* **Exercise details**
Output every record below exactly as it appears.

* **Dataset**
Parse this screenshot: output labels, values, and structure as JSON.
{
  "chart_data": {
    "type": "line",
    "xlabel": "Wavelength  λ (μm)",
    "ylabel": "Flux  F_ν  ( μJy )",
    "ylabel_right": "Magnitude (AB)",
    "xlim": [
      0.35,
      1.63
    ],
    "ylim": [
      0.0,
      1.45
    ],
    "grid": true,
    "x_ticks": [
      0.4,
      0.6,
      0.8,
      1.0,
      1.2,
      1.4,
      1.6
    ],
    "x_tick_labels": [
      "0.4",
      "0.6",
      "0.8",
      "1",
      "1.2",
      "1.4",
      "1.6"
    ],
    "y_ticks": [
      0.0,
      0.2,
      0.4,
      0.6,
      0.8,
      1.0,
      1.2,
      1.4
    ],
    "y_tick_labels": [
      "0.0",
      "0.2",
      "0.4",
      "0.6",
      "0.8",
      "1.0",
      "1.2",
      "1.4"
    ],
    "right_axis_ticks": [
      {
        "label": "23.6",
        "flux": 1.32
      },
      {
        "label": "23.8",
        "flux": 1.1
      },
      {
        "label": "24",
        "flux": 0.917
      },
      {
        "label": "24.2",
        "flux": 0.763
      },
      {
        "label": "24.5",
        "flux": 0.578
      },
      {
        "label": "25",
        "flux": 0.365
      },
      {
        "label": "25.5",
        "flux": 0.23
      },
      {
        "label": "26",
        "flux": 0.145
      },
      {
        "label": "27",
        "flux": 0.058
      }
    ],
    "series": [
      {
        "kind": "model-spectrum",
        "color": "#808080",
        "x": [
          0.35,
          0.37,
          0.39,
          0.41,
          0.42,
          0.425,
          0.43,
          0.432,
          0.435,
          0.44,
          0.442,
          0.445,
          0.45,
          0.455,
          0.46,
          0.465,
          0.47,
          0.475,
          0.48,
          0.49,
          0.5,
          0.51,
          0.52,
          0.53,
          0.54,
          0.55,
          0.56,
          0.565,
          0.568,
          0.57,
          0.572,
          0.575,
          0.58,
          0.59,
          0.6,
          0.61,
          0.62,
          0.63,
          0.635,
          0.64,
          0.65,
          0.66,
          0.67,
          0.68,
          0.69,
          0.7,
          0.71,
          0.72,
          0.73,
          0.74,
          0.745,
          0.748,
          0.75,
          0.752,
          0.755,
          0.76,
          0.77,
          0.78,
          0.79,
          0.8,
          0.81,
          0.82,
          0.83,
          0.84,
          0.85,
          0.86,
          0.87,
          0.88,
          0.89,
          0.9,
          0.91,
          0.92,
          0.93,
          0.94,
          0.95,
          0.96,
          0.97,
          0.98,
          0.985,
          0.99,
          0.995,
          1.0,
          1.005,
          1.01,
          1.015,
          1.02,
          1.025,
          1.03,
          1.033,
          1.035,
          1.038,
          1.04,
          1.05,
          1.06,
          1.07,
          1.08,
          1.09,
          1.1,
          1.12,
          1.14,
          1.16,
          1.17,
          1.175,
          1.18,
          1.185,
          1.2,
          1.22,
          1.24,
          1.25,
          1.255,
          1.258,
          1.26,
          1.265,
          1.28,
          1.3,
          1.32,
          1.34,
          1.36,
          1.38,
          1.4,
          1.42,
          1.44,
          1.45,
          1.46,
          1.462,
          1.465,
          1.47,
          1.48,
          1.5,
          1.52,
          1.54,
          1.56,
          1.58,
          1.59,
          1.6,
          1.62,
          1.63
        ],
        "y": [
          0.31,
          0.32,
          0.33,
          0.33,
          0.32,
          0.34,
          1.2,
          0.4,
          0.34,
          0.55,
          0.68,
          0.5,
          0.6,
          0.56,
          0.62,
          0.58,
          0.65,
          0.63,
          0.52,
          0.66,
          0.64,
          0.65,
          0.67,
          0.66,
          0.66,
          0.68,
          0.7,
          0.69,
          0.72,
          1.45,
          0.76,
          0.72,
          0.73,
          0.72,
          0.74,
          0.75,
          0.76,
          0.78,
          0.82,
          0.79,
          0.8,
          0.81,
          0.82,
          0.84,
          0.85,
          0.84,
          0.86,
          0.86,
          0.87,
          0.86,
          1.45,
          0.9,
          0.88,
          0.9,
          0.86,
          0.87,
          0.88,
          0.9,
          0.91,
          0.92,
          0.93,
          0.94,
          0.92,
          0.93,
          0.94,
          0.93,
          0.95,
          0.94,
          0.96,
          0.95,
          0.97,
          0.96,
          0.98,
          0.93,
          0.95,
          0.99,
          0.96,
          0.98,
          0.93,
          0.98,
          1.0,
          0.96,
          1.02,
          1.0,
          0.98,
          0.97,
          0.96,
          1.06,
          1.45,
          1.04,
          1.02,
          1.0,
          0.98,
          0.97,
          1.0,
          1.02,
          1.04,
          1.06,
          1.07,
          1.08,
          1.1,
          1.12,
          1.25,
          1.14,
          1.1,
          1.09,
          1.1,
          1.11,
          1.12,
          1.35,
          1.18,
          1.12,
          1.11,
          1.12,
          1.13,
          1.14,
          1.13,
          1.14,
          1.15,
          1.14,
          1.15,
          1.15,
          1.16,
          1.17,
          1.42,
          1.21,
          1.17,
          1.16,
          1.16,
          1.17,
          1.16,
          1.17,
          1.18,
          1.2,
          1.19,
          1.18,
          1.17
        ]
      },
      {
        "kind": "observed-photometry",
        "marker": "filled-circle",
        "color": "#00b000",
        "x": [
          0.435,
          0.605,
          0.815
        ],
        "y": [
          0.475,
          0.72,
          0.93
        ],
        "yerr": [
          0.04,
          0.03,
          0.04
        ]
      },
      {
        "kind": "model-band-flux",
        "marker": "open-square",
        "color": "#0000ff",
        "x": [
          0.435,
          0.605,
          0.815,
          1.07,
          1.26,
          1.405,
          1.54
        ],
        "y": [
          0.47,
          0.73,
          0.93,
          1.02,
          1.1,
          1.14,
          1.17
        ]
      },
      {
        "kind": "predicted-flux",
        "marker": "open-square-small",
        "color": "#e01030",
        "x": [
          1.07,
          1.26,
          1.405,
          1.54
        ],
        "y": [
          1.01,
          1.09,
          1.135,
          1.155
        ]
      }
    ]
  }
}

* **Exercise output**
Parse this screenshot: output labels, values, and structure as JSON.
{
  "chart_data": {
    "type": "line",
    "xlabel": "Wavelength  λ (μm)",
    "ylabel": "Flux  F_ν  ( μJy )",
    "ylabel_right": "Magnitude (AB)",
    "xlim": [
      0.35,
      1.63
    ],
    "ylim": [
      0.0,
      1.45
    ],
    "grid": true,
    "x_ticks": [
      0.4,
      0.6,
      0.8,
      1.0,
      1.2,
      1.4,
      1.6
    ],
    "x_tick_labels": [
      "0.4",
      "0.6",
      "0.8",
      "1",
      "1.2",
      "1.4",
      "1.6"
    ],
    "y_ticks": [
      0.0,
      0.2,
      0.4,
      0.6,
      0.8,
      1.0,
      1.2,
      1.4
    ],
    "y_tick_labels": [
      "0.0",
      "0.2",
      "0.4",
      "0.6",
      "0.8",
      "1.0",
      "1.2",
      "1.4"
    ],
    "right_axis_ticks": [
      {
        "label": "23.6",
        "flux": 1.32
      },
      {
        "label": "23.8",
        "flux": 1.1
      },
      {
        "label": "24",
        "flux": 0.917
      },
      {
        "label": "24.2",
        "flux": 0.763
      },
      {
        "label": "24.5",
        "flux": 0.578
      },
      {
        "label": "25",
        "flux": 0.365
      },
      {
        "label": "25.5",
        "flux": 0.23
      },
      {
        "label": "26",
        "flux": 0.145
      },
      {
        "label": "27",
        "flux": 0.058
      }
    ],
    "series": [
      {
        "kind": "model-spectrum",
        "color": "#808080",
        "x": [
          0.35,
          0.37,
          0.39,
          0.41,
          0.42,
          0.425,
          0.43,
          0.432,
          0.435,
          0.44,
          0.442,
          0.445,
          0.45,
          0.455,
          0.46,
          0.465,
          0.47,
          0.475,
          0.48,
          0.49,
          0.5,
          0.51,
          0.52,
          0.53,
          0.54,
          0.55,
          0.56,
          0.565,
          0.568,
          0.57,
          0.572,
          0.575,
          0.58,
          0.59,
          0.6,
          0.61,
          0.62,
          0.63,
          0.635,
          0.64,
          0.65,
          0.66,
          0.67,
          0.68,
          0.69,
          0.7,
          0.71,
          0.72,
          0.73,
          0.74,
          0.745,
          0.748,
          0.75,
          0.752,
          0.755,
          0.76,
          0.77,
          0.78,
          0.79,
          0.8,
          0.81,
          0.82,
          0.83,
          0.84,
          0.85,
          0.86,
          0.87,
          0.88,
          0.89,
          0.9,
          0.91,
          0.92,
          0.93,
          0.94,
          0.95,
          0.96,
          0.97,
          0.98,
          0.985,
          0.99,
          0.995,
          1.0,
          1.005,
          1.01,
          1.015,
          1.02,
          1.025,
          1.03,
          1.033,
          1.035,
          1.038,
          1.04,
          1.05,
          1.06,
          1.07,
          1.08,
          1.09,
          1.1,
          1.12,
          1.14,
          1.16,
          1.17,
          1.175,
          1.18,
          1.185,
          1.2,
          1.22,
          1.24,
          1.25,
          1.255,
          1.258,
          1.26,
          1.265,
          1.28,
          1.3,
          1.32,
          1.34,
          1.36,
          1.38,
          1.4,
          1.42,
          1.44,
          1.45,
          1.46,
          1.462,
          1.465,
          1.47,
          1.48,
          1.5,
          1.52,
          1.54,
          1.56,
          1.58,
          1.59,
          1.6,
          1.62,
          1.63
        ],
        "y": [
          0.31,
          0.32,
          0.33,
          0.33,
          0.32,
          0.34,
          1.2,
          0.4,
          0.34,
          0.55,
          0.68,
          0.5,
          0.6,
          0.56,
          0.62,
          0.58,
          0.65,
          0.63,
          0.52,
          0.66,
          0.64,
          0.65,
          0.67,
          0.66,
          0.66,
          0.68,
          0.7,
          0.69,
          0.72,
          1.45,
          0.76,
          0.72,
          0.73,
          0.72,
          0.74,
          0.75,
          0.76,
          0.78,
          0.82,
          0.79,
          0.8,
          0.81,
          0.82,
          0.84,
          0.85,
          0.84,
          0.86,
          0.86,
          0.87,
          0.86,
          1.45,
          0.9,
          0.88,
          0.9,
          0.86,
          0.87,
          0.88,
          0.9,
          0.91,
          0.92,
          0.93,
          0.94,
          0.92,
          0.93,
          0.94,
          0.93,
          0.95,
          0.94,
          0.96,
          0.95,
          0.97,
          0.96,
          0.98,
          0.93,
          0.95,
          0.99,
          0.96,
          0.98,
          0.93,
          0.98,
          1.0,
          0.96,
          1.02,
          1.0,
          0.98,
          0.97,
          0.96,
          1.06,
          1.45,
          1.04,
          1.02,
          1.0,
          0.98,
          0.97,
          1.0,
          1.02,
          1.04,
          1.06,
          1.07,
          1.08,
          1.1,
          1.12,
          1.25,
          1.14,
          1.1,
          1.09,
          1.1,
          1.11,
          1.12,
          1.35,
          1.18,
          1.12,
          1.11,
          1.12,
          1.13,
          1.14,
          1.13,
          1.14,
          1.15,
          1.14,
          1.15,
          1.15,
          1.16,
          1.17,
          1.42,
          1.21,
          1.17,
          1.16,
          1.16,
          1.17,
          1.16,
          1.17,
          1.18,
          1.2,
          1.19,
          1.18,
          1.17
        ]
      },
      {
        "kind": "observed-photometry",
        "marker": "filled-circle",
        "color": "#00b000",
        "x": [
          0.435,
          0.605,
          0.815
        ],
        "y": [
          0.475,
          0.72,
          0.93
        ],
        "yerr": [
          0.04,
          0.03,
          0.04
        ]
      },
      {
        "kind": "model-band-flux",
        "marker": "open-square",
        "color": "#0000ff",
        "x": [
          0.435,
          0.605,
          0.815,
          1.07,
          1.26,
          1.405,
          1.54
        ],
        "y": [
          0.47,
          0.73,
          0.93,
          1.02,
          1.1,
          1.14,
          1.17
        ]
      },
      {
        "kind": "predicted-flux",
        "marker": "open-square-small",
        "color": "#e01030",
        "x": [
          1.07,
          1.26,
          1.405,
          1.54
        ],
        "y": [
          1.01,
          1.09,
          1.135,
          1.155
        ]
      }
    ]
  }
}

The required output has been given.